Collect all lines from the records below that include the word "dissipation".

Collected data
——————

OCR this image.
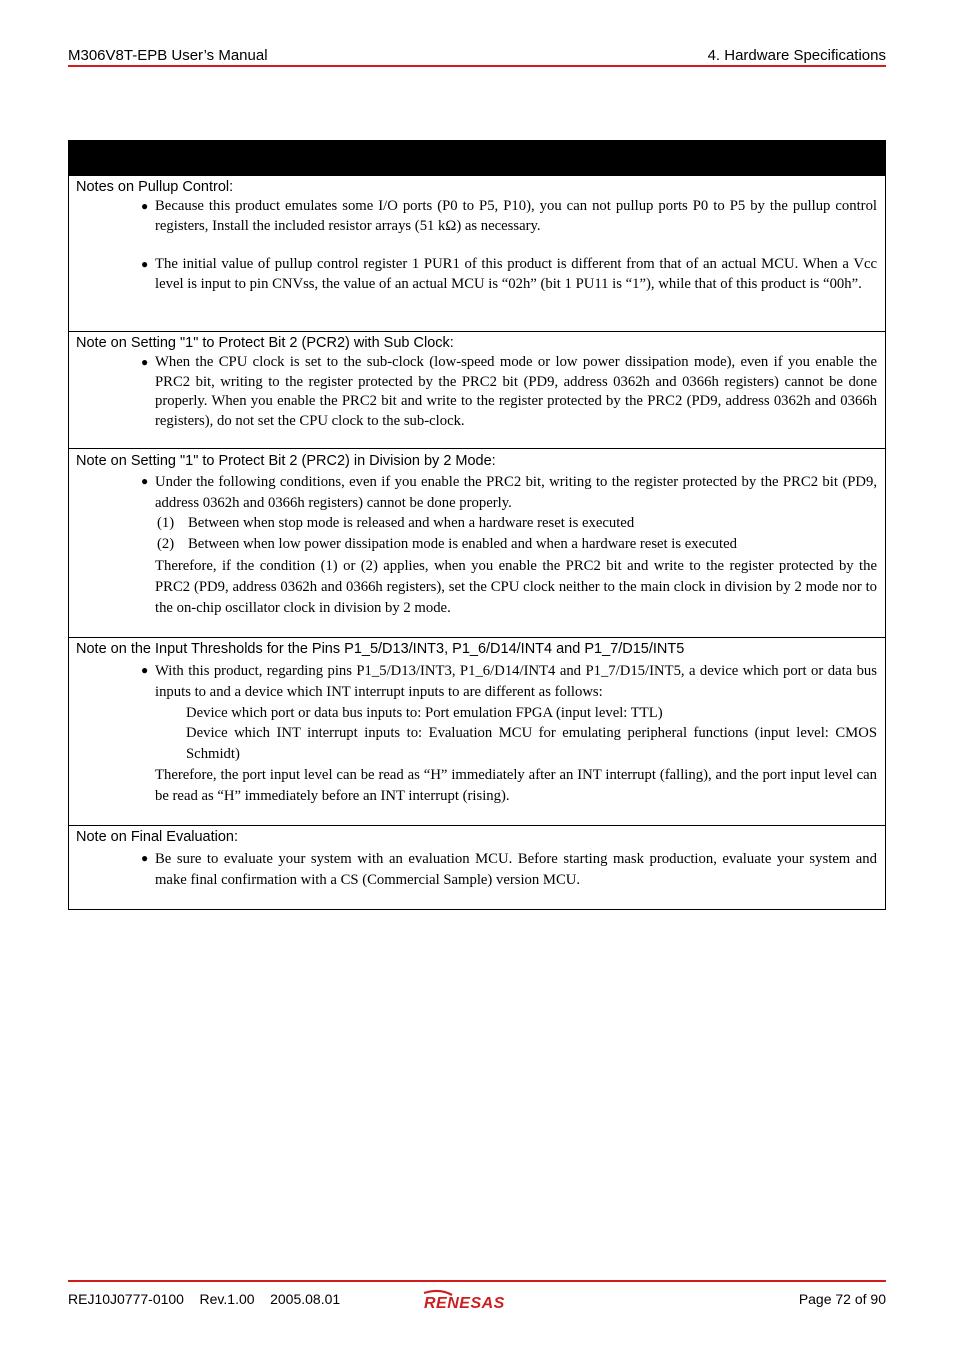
M306V8T-EPB User’s Manual	4. Hardware Specifications
Notes on Pullup Control:
● Because this product emulates some I/O ports (P0 to P5, P10), you can not pullup ports P0 to P5 by the pullup control registers, Install the included resistor arrays (51 kΩ) as necessary.
● The initial value of pullup control register 1 PUR1 of this product is different from that of an actual MCU. When a Vcc level is input to pin CNVss, the value of an actual MCU is “02h” (bit 1 PU11 is “1”), while that of this product is “00h”.
Note on Setting "1" to Protect Bit 2 (PCR2) with Sub Clock:
● When the CPU clock is set to the sub-clock (low-speed mode or low power dissipation mode), even if you enable the PRC2 bit, writing to the register protected by the PRC2 bit (PD9, address 0362h and 0366h registers) cannot be done properly. When you enable the PRC2 bit and write to the register protected by the PRC2 (PD9, address 0362h and 0366h registers), do not set the CPU clock to the sub-clock.
Note on Setting "1" to Protect Bit 2 (PRC2) in Division by 2 Mode:
● Under the following conditions, even if you enable the PRC2 bit, writing to the register protected by the PRC2 bit (PD9, address 0362h and 0366h registers) cannot be done properly.
(1) Between when stop mode is released and when a hardware reset is executed
(2) Between when low power dissipation mode is enabled and when a hardware reset is executed
Therefore, if the condition (1) or (2) applies, when you enable the PRC2 bit and write to the register protected by the PRC2 (PD9, address 0362h and 0366h registers), set the CPU clock neither to the main clock in division by 2 mode nor to the on-chip oscillator clock in division by 2 mode.
Note on the Input Thresholds for the Pins P1_5/D13/INT3, P1_6/D14/INT4 and P1_7/D15/INT5
● With this product, regarding pins P1_5/D13/INT3, P1_6/D14/INT4 and P1_7/D15/INT5, a device which port or data bus inputs to and a device which INT interrupt inputs to are different as follows:
Device which port or data bus inputs to: Port emulation FPGA (input level: TTL)
Device which INT interrupt inputs to: Evaluation MCU for emulating peripheral functions (input level: CMOS Schmidt)
Therefore, the port input level can be read as “H” immediately after an INT interrupt (falling), and the port input level can be read as “H” immediately before an INT interrupt (rising).
Note on Final Evaluation:
● Be sure to evaluate your system with an evaluation MCU. Before starting mask production, evaluate your system and make final confirmation with a CS (Commercial Sample) version MCU.
REJ10J0777-0100    Rev.1.00    2005.08.01	RENESAS	Page 72 of 90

——————

**The solution**
● When the CPU clock is set to the sub-clock (low-speed mode or low power dissipation mode), even if you enable the PRC2 bit, writing to the register protected by the PRC2 bit (PD9, address 0362h and 0366h registers) cannot be done properly. When you enable the PRC2 bit and write to the register protected by the PRC2 (PD9, address 0362h and 0366h registers), do not set the CPU clock to the sub-clock.
(2) Between when low power dissipation mode is enabled and when a hardware reset is executed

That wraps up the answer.